#### Records shown ####

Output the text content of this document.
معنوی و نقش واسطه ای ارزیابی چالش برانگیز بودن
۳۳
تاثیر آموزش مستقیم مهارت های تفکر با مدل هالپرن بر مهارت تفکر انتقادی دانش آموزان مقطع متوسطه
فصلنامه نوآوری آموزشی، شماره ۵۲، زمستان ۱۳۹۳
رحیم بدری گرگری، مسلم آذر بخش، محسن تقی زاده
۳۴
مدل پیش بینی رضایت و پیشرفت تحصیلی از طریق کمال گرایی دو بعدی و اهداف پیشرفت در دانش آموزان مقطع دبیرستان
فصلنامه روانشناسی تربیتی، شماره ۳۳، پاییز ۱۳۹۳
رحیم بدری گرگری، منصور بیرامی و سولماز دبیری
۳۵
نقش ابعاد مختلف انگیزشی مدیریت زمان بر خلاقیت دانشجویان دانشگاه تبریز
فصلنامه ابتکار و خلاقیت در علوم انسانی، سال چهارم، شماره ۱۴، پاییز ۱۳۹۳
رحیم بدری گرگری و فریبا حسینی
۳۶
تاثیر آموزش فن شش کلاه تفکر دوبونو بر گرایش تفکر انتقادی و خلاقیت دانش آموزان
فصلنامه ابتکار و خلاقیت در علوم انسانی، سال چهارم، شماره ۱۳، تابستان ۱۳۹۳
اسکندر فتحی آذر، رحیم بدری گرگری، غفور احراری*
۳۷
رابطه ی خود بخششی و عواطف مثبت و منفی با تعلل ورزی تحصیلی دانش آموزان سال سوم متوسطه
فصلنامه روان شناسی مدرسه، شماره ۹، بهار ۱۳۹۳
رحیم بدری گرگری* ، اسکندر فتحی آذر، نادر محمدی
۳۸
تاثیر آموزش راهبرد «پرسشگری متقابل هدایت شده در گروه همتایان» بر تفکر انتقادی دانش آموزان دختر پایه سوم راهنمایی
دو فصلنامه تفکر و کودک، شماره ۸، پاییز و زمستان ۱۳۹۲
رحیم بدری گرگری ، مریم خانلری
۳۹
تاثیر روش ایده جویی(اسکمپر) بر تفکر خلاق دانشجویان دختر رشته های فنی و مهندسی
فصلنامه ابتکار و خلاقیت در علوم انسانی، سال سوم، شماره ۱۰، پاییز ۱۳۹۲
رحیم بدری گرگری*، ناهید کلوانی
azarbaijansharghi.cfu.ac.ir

####

= The task =
Reproduce the records word for word.

= Solution to the problem =
Output the text content of this document.
معنوی و نقش واسطه ای ارزیابی چالش برانگیز بودن
۳۳
تاثیر آموزش مستقیم مهارت های تفکر با مدل هالپرن بر مهارت تفکر انتقادی دانش آموزان مقطع متوسطه
فصلنامه نوآوری آموزشی، شماره ۵۲، زمستان ۱۳۹۳
رحیم بدری گرگری، مسلم آذر بخش، محسن تقی زاده
۳۴
مدل پیش بینی رضایت و پیشرفت تحصیلی از طریق کمال گرایی دو بعدی و اهداف پیشرفت در دانش آموزان مقطع دبیرستان
فصلنامه روانشناسی تربیتی، شماره ۳۳، پاییز ۱۳۹۳
رحیم بدری گرگری، منصور بیرامی و سولماز دبیری
۳۵
نقش ابعاد مختلف انگیزشی مدیریت زمان بر خلاقیت دانشجویان دانشگاه تبریز
فصلنامه ابتکار و خلاقیت در علوم انسانی، سال چهارم، شماره ۱۴، پاییز ۱۳۹۳
رحیم بدری گرگری و فریبا حسینی
۳۶
تاثیر آموزش فن شش کلاه تفکر دوبونو بر گرایش تفکر انتقادی و خلاقیت دانش آموزان
فصلنامه ابتکار و خلاقیت در علوم انسانی، سال چهارم، شماره ۱۳، تابستان ۱۳۹۳
اسکندر فتحی آذر، رحیم بدری گرگری، غفور احراری*
۳۷
رابطه ی خود بخششی و عواطف مثبت و منفی با تعلل ورزی تحصیلی دانش آموزان سال سوم متوسطه
فصلنامه روان شناسی مدرسه، شماره ۹، بهار ۱۳۹۳
رحیم بدری گرگری* ، اسکندر فتحی آذر، نادر محمدی
۳۸
تاثیر آموزش راهبرد «پرسشگری متقابل هدایت شده در گروه همتایان» بر تفکر انتقادی دانش آموزان دختر پایه سوم راهنمایی
دو فصلنامه تفکر و کودک، شماره ۸، پاییز و زمستان ۱۳۹۲
رحیم بدری گرگری ، مریم خانلری
۳۹
تاثیر روش ایده جویی(اسکمپر) بر تفکر خلاق دانشجویان دختر رشته های فنی و مهندسی
فصلنامه ابتکار و خلاقیت در علوم انسانی، سال سوم، شماره ۱۰، پاییز ۱۳۹۲
رحیم بدری گرگری*، ناهید کلوانی
azarbaijansharghi.cfu.ac.ir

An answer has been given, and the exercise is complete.